[Extracted data entries]

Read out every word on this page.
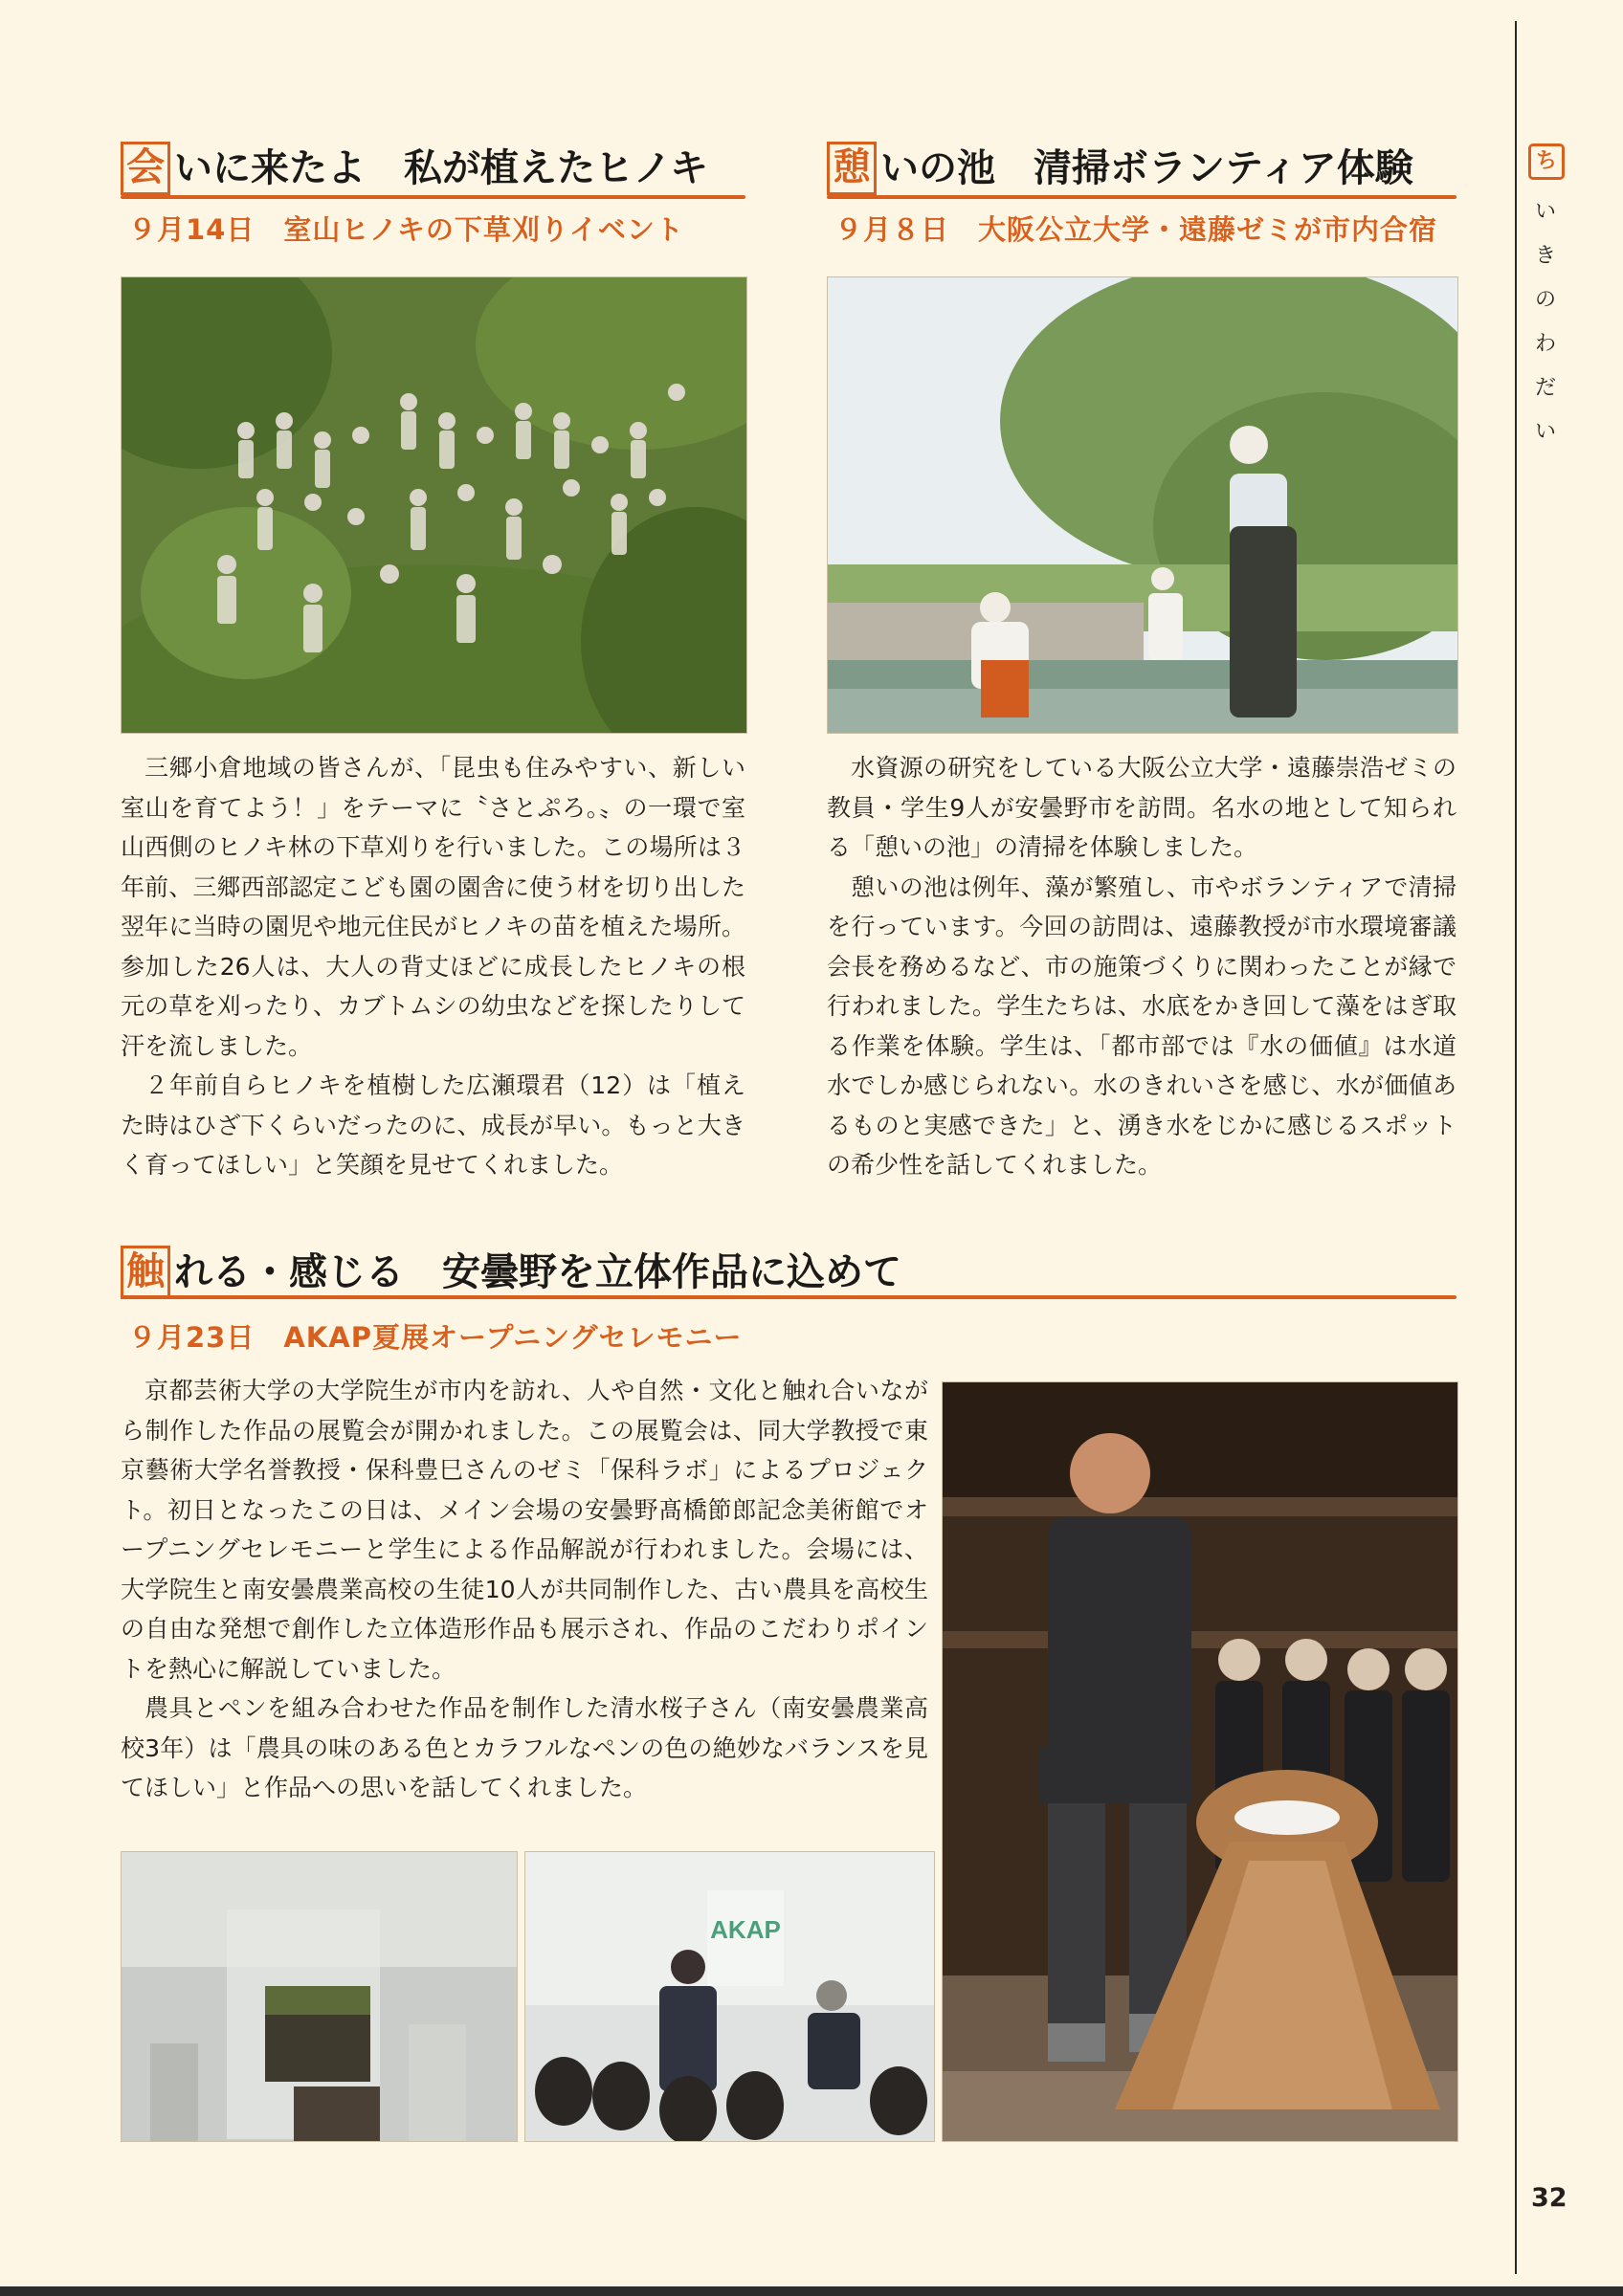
会 いに来たよ　私が植えたヒノキ
９月14日　室山ヒノキの下草刈りイベント

三郷小倉地域の皆さんが、「昆虫も住みやすい、新しい室山を育てよう！」をテーマに〝さとぷろ。〟の一環で室山西側のヒノキ林の下草刈りを行いました。この場所は３年前、三郷西部認定こども園の園舎に使う材を切り出した翌年に当時の園児や地元住民がヒノキの苗を植えた場所。参加した26人は、大人の背丈ほどに成長したヒノキの根元の草を刈ったり、カブトムシの幼虫などを探したりして汗を流しました。

２年前自らヒノキを植樹した広瀬環君（12）は「植えた時はひざ下くらいだったのに、成長が早い。もっと大きく育ってほしい」と笑顔を見せてくれました。

憩 いの池　清掃ボランティア体験
９月８日　大阪公立大学・遠藤ゼミが市内合宿

水資源の研究をしている大阪公立大学・遠藤崇浩ゼミの教員・学生9人が安曇野市を訪問。名水の地として知られる「憩いの池」の清掃を体験しました。

憩いの池は例年、藻が繁殖し、市やボランティアで清掃を行っています。今回の訪問は、遠藤教授が市水環境審議会長を務めるなど、市の施策づくりに関わったことが縁で行われました。学生たちは、水底をかき回して藻をはぎ取る作業を体験。学生は、「都市部では『水の価値』は水道水でしか感じられない。水のきれいさを感じ、水が価値あるものと実感できた」と、湧き水をじかに感じるスポットの希少性を話してくれました。

触 れる・感じる　安曇野を立体作品に込めて
９月23日　AKAP夏展オープニングセレモニー

京都芸術大学の大学院生が市内を訪れ、人や自然・文化と触れ合いながら制作した作品の展覧会が開かれました。この展覧会は、同大学教授で東京藝術大学名誉教授・保科豊巳さんのゼミ「保科ラボ」によるプロジェクト。初日となったこの日は、メイン会場の安曇野髙橋節郎記念美術館でオープニングセレモニーと学生による作品解説が行われました。会場には、大学院生と南安曇農業高校の生徒10人が共同制作した、古い農具を高校生の自由な発想で創作した立体造形作品も展示され、作品のこだわりポイントを熱心に解説していました。

農具とペンを組み合わせた作品を制作した清水桜子さん（南安曇農業高校3年）は「農具の味のある色とカラフルなペンの色の絶妙なバランスを見てほしい」と作品への思いを話してくれました。

AKAP
ち
い
き
の
わ
だ
い
32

— Exercise prompt —
Drop the pictures and reproduce the rest of the entries above exactly.

— Output below —
Read out every word on this page.
会 いに来たよ　私が植えたヒノキ
９月14日　室山ヒノキの下草刈りイベント

三郷小倉地域の皆さんが、「昆虫も住みやすい、新しい室山を育てよう！」をテーマに〝さとぷろ。〟の一環で室山西側のヒノキ林の下草刈りを行いました。この場所は３年前、三郷西部認定こども園の園舎に使う材を切り出した翌年に当時の園児や地元住民がヒノキの苗を植えた場所。参加した26人は、大人の背丈ほどに成長したヒノキの根元の草を刈ったり、カブトムシの幼虫などを探したりして汗を流しました。

２年前自らヒノキを植樹した広瀬環君（12）は「植えた時はひざ下くらいだったのに、成長が早い。もっと大きく育ってほしい」と笑顔を見せてくれました。

憩 いの池　清掃ボランティア体験
９月８日　大阪公立大学・遠藤ゼミが市内合宿

水資源の研究をしている大阪公立大学・遠藤崇浩ゼミの教員・学生9人が安曇野市を訪問。名水の地として知られる「憩いの池」の清掃を体験しました。

憩いの池は例年、藻が繁殖し、市やボランティアで清掃を行っています。今回の訪問は、遠藤教授が市水環境審議会長を務めるなど、市の施策づくりに関わったことが縁で行われました。学生たちは、水底をかき回して藻をはぎ取る作業を体験。学生は、「都市部では『水の価値』は水道水でしか感じられない。水のきれいさを感じ、水が価値あるものと実感できた」と、湧き水をじかに感じるスポットの希少性を話してくれました。

触 れる・感じる　安曇野を立体作品に込めて
９月23日　AKAP夏展オープニングセレモニー

京都芸術大学の大学院生が市内を訪れ、人や自然・文化と触れ合いながら制作した作品の展覧会が開かれました。この展覧会は、同大学教授で東京藝術大学名誉教授・保科豊巳さんのゼミ「保科ラボ」によるプロジェクト。初日となったこの日は、メイン会場の安曇野髙橋節郎記念美術館でオープニングセレモニーと学生による作品解説が行われました。会場には、大学院生と南安曇農業高校の生徒10人が共同制作した、古い農具を高校生の自由な発想で創作した立体造形作品も展示され、作品のこだわりポイントを熱心に解説していました。

農具とペンを組み合わせた作品を制作した清水桜子さん（南安曇農業高校3年）は「農具の味のある色とカラフルなペンの色の絶妙なバランスを見てほしい」と作品への思いを話してくれました。

AKAP
ち
い
き
の
わ
だ
い
32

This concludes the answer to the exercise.